Entries supplied:

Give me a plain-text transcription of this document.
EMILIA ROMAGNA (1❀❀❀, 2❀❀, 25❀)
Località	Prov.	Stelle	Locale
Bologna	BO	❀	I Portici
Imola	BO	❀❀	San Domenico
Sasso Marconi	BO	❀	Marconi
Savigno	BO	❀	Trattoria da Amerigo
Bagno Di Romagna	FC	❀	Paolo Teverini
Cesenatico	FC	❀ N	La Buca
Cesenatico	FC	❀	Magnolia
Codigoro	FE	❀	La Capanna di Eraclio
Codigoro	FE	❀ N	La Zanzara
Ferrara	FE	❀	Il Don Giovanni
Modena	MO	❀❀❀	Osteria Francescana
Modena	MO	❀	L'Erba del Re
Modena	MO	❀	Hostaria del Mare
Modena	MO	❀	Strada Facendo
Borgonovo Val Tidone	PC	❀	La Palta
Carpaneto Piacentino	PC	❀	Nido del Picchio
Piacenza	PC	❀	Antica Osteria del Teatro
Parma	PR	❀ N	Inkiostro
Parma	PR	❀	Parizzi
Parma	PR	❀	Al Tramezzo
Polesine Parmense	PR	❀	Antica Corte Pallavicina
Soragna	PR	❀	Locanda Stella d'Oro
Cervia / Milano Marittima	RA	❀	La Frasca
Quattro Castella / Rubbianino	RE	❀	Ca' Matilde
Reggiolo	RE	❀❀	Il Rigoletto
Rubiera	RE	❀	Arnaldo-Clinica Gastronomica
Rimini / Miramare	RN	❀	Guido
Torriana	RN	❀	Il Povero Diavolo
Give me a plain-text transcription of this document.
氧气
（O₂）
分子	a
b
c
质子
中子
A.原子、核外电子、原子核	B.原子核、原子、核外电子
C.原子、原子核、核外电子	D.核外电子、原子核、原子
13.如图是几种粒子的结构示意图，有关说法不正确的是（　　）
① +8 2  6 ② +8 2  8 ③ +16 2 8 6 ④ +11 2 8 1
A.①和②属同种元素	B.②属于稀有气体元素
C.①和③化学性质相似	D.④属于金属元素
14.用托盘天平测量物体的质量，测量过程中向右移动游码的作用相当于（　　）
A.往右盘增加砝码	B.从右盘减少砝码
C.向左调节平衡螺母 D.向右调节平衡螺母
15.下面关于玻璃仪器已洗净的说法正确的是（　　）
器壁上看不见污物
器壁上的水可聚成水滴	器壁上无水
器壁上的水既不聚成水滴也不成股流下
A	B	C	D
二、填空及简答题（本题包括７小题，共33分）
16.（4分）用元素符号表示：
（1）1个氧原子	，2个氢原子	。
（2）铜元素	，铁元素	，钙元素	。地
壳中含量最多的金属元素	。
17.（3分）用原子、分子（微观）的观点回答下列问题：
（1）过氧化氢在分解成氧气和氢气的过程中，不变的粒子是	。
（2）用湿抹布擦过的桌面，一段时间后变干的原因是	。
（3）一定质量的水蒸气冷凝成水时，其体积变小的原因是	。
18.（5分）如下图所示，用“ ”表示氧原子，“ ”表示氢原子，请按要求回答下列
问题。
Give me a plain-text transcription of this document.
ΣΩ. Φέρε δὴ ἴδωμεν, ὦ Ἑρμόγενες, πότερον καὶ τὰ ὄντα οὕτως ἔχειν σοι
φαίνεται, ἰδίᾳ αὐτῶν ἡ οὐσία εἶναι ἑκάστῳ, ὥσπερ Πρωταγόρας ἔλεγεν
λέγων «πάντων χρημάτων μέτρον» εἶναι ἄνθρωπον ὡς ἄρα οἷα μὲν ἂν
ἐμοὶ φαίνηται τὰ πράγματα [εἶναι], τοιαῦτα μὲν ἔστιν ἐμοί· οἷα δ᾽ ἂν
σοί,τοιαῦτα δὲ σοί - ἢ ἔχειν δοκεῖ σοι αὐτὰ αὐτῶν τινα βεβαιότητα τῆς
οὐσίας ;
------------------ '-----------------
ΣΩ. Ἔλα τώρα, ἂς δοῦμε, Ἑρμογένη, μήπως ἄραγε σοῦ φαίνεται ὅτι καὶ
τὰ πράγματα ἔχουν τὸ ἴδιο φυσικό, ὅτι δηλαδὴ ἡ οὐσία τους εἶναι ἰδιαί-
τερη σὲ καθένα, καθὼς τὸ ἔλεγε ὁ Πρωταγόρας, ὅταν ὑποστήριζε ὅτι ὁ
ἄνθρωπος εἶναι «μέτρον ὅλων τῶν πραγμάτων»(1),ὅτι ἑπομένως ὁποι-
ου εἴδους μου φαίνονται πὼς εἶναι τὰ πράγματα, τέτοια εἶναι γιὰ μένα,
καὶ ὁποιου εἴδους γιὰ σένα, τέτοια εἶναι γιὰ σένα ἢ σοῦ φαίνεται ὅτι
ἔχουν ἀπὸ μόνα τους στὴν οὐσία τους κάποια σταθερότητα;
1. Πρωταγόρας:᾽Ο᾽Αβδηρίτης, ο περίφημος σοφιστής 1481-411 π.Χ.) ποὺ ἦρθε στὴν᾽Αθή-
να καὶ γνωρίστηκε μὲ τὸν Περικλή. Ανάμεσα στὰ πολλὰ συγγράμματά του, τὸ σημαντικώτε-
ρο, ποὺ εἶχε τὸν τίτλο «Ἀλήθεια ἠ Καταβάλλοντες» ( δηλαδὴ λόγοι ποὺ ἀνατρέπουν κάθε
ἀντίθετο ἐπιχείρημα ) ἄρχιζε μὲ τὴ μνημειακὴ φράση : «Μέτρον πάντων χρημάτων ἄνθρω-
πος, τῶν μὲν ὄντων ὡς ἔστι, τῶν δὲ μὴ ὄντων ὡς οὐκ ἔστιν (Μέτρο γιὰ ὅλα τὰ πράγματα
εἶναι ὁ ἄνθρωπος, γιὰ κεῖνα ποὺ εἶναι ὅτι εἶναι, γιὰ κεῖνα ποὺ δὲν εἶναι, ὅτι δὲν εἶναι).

==

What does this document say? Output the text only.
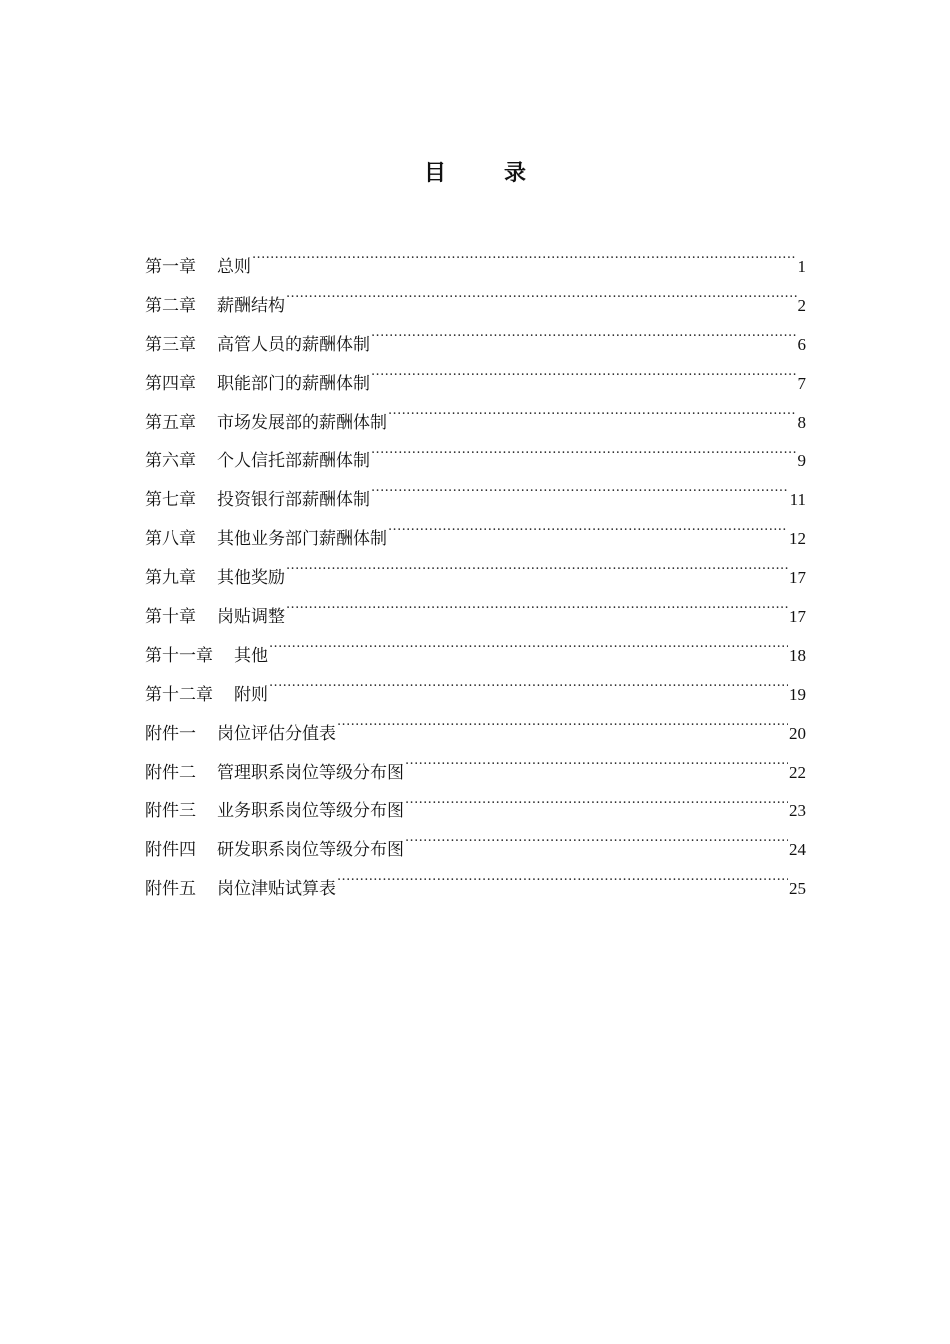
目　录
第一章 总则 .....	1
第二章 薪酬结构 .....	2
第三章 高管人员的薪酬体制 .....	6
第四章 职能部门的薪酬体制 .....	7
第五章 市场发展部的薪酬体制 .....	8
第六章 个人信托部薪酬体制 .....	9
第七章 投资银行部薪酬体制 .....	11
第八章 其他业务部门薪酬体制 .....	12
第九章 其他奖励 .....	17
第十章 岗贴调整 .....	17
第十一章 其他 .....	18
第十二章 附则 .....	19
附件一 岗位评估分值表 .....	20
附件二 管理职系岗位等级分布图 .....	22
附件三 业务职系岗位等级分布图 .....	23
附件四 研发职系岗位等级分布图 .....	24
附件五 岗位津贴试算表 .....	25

Your instructions:
Identify and copy all lines with the word "στὴν".

Output below:
ἔχουν ἀπὸ μόνα τους στὴν οὐσία τους κάποια σταθερότητα;
1. Πρωταγόρας:᾽Ο᾽Αβδηρίτης, ο περίφημος σοφιστής 1481-411 π.Χ.) ποὺ ἦρθε στὴν᾽Αθή-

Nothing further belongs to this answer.